--- Entries provided ---
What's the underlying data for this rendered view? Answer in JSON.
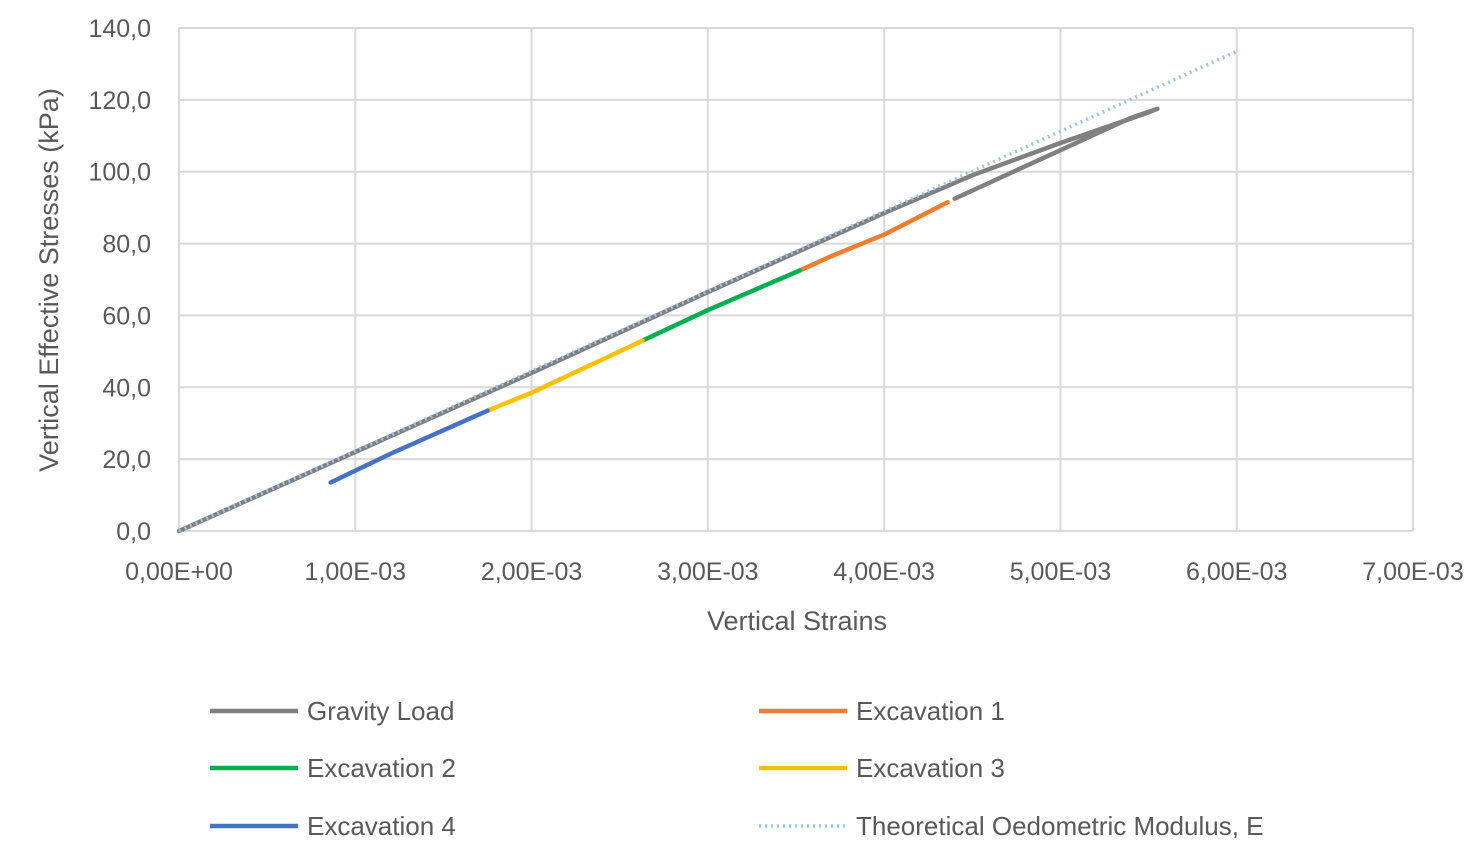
{
  "chart_data": {
    "type": "line",
    "title": "",
    "xlabel": "Vertical Strains",
    "ylabel": "Vertical Effective Stresses (kPa)",
    "xlim": [
      0,
      0.007
    ],
    "ylim": [
      0,
      140
    ],
    "x_ticks": [
      0,
      0.001,
      0.002,
      0.003,
      0.004,
      0.005,
      0.006,
      0.007
    ],
    "x_tick_labels": [
      "0,00E+00",
      "1,00E-03",
      "2,00E-03",
      "3,00E-03",
      "4,00E-03",
      "5,00E-03",
      "6,00E-03",
      "7,00E-03"
    ],
    "y_ticks": [
      0,
      20,
      40,
      60,
      80,
      100,
      120,
      140
    ],
    "y_tick_labels": [
      "0,0",
      "20,0",
      "40,0",
      "60,0",
      "80,0",
      "100,0",
      "120,0",
      "140,0"
    ],
    "grid": true,
    "legend_position": "bottom",
    "series": [
      {
        "name": "Gravity Load",
        "color": "#808080",
        "dash": "solid",
        "x": [
          0,
          0.001,
          0.002,
          0.003,
          0.004,
          0.0045,
          0.005,
          0.0055,
          0.00555,
          0.0054,
          0.0052,
          0.005,
          0.0048,
          0.0046,
          0.0044
        ],
        "y": [
          0,
          22,
          44,
          66.5,
          88.5,
          99,
          108,
          116.5,
          117.5,
          115,
          110.5,
          106,
          101.5,
          97,
          92.5
        ]
      },
      {
        "name": "Excavation 1",
        "color": "#ED7D31",
        "dash": "solid",
        "x": [
          0.00436,
          0.004,
          0.0037,
          0.00352
        ],
        "y": [
          91.5,
          82.5,
          76.5,
          72.5
        ]
      },
      {
        "name": "Excavation 2",
        "color": "#00B050",
        "dash": "solid",
        "x": [
          0.00352,
          0.003,
          0.00263
        ],
        "y": [
          72.5,
          61.5,
          53
        ]
      },
      {
        "name": "Excavation 3",
        "color": "#FFC000",
        "dash": "solid",
        "x": [
          0.00263,
          0.002,
          0.00175
        ],
        "y": [
          53,
          38.5,
          33.5
        ]
      },
      {
        "name": "Excavation 4",
        "color": "#4472C4",
        "dash": "solid",
        "x": [
          0.00175,
          0.0012,
          0.00086
        ],
        "y": [
          33.5,
          21.5,
          13.5
        ]
      },
      {
        "name": "Theoretical Oedometric Modulus, E",
        "color": "#9DC3E6",
        "dash": "dotted",
        "x": [
          0,
          0.006
        ],
        "y": [
          0,
          133.5
        ]
      }
    ]
  }
}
---
## Problem details
Skip the images and write out the rest of the listing exactly.

## Exercise solution
What's the underlying data for this rendered view? Answer in JSON.
{
  "chart_data": {
    "type": "line",
    "title": "",
    "xlabel": "Vertical Strains",
    "ylabel": "Vertical Effective Stresses (kPa)",
    "xlim": [
      0,
      0.007
    ],
    "ylim": [
      0,
      140
    ],
    "x_ticks": [
      0,
      0.001,
      0.002,
      0.003,
      0.004,
      0.005,
      0.006,
      0.007
    ],
    "x_tick_labels": [
      "0,00E+00",
      "1,00E-03",
      "2,00E-03",
      "3,00E-03",
      "4,00E-03",
      "5,00E-03",
      "6,00E-03",
      "7,00E-03"
    ],
    "y_ticks": [
      0,
      20,
      40,
      60,
      80,
      100,
      120,
      140
    ],
    "y_tick_labels": [
      "0,0",
      "20,0",
      "40,0",
      "60,0",
      "80,0",
      "100,0",
      "120,0",
      "140,0"
    ],
    "grid": true,
    "legend_position": "bottom",
    "series": [
      {
        "name": "Gravity Load",
        "color": "#808080",
        "dash": "solid",
        "x": [
          0,
          0.001,
          0.002,
          0.003,
          0.004,
          0.0045,
          0.005,
          0.0055,
          0.00555,
          0.0054,
          0.0052,
          0.005,
          0.0048,
          0.0046,
          0.0044
        ],
        "y": [
          0,
          22,
          44,
          66.5,
          88.5,
          99,
          108,
          116.5,
          117.5,
          115,
          110.5,
          106,
          101.5,
          97,
          92.5
        ]
      },
      {
        "name": "Excavation 1",
        "color": "#ED7D31",
        "dash": "solid",
        "x": [
          0.00436,
          0.004,
          0.0037,
          0.00352
        ],
        "y": [
          91.5,
          82.5,
          76.5,
          72.5
        ]
      },
      {
        "name": "Excavation 2",
        "color": "#00B050",
        "dash": "solid",
        "x": [
          0.00352,
          0.003,
          0.00263
        ],
        "y": [
          72.5,
          61.5,
          53
        ]
      },
      {
        "name": "Excavation 3",
        "color": "#FFC000",
        "dash": "solid",
        "x": [
          0.00263,
          0.002,
          0.00175
        ],
        "y": [
          53,
          38.5,
          33.5
        ]
      },
      {
        "name": "Excavation 4",
        "color": "#4472C4",
        "dash": "solid",
        "x": [
          0.00175,
          0.0012,
          0.00086
        ],
        "y": [
          33.5,
          21.5,
          13.5
        ]
      },
      {
        "name": "Theoretical Oedometric Modulus, E",
        "color": "#9DC3E6",
        "dash": "dotted",
        "x": [
          0,
          0.006
        ],
        "y": [
          0,
          133.5
        ]
      }
    ]
  }
}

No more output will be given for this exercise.